TASK DIRECTIONS: Keep every line where the word "resulting" appears; drop the rest.

MATERIAL SUPPLIED:
· · · ·
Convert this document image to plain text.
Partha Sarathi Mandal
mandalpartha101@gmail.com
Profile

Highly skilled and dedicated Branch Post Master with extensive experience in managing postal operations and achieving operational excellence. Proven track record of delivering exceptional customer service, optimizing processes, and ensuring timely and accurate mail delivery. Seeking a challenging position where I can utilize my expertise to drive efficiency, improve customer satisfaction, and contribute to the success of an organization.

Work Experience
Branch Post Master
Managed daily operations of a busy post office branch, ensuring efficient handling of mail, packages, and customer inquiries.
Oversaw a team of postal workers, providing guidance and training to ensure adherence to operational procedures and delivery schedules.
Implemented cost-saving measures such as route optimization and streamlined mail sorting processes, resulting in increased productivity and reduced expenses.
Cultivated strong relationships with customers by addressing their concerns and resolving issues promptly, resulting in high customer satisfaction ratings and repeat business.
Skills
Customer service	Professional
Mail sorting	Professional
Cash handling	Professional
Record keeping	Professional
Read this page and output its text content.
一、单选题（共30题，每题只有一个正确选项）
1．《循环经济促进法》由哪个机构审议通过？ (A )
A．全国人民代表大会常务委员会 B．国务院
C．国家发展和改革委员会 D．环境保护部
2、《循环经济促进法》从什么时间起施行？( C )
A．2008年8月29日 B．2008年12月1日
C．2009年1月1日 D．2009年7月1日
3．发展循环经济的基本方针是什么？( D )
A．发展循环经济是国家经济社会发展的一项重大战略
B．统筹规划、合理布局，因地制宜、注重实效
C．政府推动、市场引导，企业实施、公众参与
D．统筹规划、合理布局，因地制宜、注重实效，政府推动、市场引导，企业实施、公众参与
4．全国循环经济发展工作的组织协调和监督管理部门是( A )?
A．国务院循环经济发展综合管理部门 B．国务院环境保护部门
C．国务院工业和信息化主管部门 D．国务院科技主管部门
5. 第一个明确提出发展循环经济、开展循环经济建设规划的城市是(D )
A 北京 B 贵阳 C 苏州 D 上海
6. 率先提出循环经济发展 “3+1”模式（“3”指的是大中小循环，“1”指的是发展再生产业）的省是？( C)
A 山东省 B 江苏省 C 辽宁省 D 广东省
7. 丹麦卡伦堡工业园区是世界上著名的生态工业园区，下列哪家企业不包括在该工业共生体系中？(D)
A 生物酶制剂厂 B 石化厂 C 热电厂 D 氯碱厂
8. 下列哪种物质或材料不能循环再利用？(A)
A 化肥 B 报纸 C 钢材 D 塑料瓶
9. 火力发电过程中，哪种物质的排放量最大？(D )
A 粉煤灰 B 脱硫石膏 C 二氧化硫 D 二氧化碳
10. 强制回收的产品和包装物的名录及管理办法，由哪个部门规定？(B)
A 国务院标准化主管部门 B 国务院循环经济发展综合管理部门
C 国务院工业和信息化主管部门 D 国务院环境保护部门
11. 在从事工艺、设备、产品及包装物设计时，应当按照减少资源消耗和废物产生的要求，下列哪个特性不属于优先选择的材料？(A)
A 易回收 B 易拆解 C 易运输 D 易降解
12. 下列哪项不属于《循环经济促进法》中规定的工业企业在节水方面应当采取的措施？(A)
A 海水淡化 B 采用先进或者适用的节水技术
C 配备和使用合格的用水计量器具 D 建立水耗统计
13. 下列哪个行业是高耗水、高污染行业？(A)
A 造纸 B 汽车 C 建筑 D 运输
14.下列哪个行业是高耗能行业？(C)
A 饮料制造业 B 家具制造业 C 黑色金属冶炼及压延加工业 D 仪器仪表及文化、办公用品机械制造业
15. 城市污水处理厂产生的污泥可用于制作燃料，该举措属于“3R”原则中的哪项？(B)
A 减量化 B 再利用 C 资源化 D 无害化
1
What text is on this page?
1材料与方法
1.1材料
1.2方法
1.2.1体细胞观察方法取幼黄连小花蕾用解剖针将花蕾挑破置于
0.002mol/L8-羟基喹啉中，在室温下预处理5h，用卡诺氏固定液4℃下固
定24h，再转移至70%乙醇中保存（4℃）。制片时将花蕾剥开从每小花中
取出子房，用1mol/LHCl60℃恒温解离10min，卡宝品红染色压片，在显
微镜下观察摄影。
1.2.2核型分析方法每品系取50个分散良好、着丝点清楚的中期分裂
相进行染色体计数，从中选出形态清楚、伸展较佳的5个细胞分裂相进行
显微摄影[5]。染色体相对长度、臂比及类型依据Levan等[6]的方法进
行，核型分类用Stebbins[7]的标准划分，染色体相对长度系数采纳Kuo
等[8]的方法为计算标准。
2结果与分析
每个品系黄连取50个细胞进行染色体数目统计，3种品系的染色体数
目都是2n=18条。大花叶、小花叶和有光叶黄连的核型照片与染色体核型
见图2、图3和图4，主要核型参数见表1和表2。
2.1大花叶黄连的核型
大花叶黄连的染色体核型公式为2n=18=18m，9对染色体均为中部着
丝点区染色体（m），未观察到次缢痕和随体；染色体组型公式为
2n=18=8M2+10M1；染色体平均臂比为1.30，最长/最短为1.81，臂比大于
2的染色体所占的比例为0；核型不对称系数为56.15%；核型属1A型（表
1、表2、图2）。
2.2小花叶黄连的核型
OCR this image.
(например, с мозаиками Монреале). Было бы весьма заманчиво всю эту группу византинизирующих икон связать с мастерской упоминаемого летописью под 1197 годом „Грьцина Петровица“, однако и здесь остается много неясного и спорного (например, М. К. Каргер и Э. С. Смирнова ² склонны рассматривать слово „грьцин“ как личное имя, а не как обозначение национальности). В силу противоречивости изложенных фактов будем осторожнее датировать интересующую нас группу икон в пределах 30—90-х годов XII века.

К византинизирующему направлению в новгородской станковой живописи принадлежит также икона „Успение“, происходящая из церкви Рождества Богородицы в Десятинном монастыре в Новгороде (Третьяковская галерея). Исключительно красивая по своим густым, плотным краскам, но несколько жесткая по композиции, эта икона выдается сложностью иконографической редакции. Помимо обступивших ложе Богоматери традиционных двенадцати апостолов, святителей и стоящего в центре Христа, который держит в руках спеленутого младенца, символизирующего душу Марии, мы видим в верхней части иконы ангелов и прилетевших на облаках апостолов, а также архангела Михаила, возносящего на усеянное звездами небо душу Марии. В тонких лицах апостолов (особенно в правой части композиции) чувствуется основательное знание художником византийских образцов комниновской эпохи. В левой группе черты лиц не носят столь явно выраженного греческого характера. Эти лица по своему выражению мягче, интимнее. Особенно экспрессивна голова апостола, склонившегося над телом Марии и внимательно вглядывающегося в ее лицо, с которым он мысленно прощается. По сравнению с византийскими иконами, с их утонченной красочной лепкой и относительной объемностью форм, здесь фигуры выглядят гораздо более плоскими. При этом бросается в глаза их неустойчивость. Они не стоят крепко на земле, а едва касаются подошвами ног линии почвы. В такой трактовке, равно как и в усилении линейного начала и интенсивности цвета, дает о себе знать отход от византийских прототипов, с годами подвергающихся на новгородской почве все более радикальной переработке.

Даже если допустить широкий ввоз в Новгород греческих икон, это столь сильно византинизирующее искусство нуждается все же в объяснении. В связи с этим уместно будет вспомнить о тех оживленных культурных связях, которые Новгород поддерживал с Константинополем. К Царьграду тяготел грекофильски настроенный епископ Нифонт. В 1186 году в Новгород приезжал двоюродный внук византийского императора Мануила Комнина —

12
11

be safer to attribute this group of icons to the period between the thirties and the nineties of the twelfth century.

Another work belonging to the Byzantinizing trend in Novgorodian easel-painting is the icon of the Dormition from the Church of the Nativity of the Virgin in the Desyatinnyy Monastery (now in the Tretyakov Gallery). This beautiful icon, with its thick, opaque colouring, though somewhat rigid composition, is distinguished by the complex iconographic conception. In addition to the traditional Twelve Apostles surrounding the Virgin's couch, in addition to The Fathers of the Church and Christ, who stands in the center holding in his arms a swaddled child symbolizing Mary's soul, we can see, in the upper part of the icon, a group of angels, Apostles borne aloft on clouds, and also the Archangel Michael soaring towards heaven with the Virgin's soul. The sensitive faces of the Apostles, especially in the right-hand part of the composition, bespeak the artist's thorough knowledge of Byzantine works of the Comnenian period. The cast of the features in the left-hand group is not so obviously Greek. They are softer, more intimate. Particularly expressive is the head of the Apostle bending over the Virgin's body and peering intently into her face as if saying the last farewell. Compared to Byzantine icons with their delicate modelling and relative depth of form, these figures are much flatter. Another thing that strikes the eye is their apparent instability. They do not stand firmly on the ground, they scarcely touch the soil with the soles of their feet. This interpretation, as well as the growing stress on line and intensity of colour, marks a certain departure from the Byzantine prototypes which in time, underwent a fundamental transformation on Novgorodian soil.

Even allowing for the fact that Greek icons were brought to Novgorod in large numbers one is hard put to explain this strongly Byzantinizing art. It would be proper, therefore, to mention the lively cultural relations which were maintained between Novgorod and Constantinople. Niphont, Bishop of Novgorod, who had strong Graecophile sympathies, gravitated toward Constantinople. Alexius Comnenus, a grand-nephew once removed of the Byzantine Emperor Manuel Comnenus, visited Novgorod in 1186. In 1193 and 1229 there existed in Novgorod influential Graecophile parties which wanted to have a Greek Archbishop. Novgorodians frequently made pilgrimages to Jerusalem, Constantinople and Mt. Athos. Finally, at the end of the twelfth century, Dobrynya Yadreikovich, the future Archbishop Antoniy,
· · · ·
TASK OUTPUT:
Implemented cost-saving measures such as route optimization and streamlined mail sorting processes, resulting in increased productivity and reduced expenses.
Cultivated strong relationships with customers by addressing their concerns and resolving issues promptly, resulting in high customer satisfaction ratings and repeat business.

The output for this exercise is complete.